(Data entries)
____

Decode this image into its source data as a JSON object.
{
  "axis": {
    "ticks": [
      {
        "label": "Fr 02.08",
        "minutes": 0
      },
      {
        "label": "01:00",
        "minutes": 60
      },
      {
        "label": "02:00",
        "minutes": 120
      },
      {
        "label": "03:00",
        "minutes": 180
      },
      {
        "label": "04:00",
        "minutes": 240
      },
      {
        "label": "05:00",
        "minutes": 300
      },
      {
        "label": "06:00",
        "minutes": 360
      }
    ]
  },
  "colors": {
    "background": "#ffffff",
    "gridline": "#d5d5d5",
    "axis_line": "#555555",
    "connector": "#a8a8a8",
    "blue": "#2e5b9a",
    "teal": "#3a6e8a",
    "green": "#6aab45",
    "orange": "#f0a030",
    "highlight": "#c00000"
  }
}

____

Extract every line containing the string "label" from the data above.

_Result of the task:_
        "label": "Fr 02.08",
        "label": "01:00",
        "label": "02:00",
        "label": "03:00",
        "label": "04:00",
        "label": "05:00",
        "label": "06:00",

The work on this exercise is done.